---- RAW DATA

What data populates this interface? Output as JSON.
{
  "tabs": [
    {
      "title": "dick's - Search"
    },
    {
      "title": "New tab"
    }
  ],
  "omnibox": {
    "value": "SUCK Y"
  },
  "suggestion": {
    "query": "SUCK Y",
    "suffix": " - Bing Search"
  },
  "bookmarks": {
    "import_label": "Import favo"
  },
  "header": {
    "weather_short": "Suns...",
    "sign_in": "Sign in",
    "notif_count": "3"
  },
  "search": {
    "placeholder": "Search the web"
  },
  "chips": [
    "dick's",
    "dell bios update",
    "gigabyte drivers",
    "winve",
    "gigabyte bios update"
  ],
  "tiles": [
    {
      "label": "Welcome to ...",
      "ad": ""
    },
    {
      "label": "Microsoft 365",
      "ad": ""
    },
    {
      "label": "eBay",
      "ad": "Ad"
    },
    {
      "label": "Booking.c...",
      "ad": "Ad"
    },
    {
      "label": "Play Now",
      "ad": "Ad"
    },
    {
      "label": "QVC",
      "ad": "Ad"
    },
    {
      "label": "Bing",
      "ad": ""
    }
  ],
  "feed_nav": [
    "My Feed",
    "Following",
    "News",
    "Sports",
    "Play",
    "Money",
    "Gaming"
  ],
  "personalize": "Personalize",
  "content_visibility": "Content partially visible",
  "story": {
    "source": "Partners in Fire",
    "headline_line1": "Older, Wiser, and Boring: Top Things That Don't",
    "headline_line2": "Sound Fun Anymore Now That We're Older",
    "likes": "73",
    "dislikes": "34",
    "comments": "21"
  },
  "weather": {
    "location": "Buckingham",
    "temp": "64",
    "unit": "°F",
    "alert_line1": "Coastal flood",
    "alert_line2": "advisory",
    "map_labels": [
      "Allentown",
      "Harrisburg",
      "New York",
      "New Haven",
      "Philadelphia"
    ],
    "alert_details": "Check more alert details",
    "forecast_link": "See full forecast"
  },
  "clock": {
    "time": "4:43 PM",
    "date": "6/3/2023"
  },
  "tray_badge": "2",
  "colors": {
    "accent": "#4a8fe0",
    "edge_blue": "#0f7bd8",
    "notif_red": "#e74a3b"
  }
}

--------

§ PROBLEM TO WORK ON: In the listing above, locate each line with "That" and copy it.

§ ANSWER TO THIS EXERCISE:
    "headline_line1": "Older, Wiser, and Boring: Top Things That Don't",
    "headline_line2": "Sound Fun Anymore Now That We're Older",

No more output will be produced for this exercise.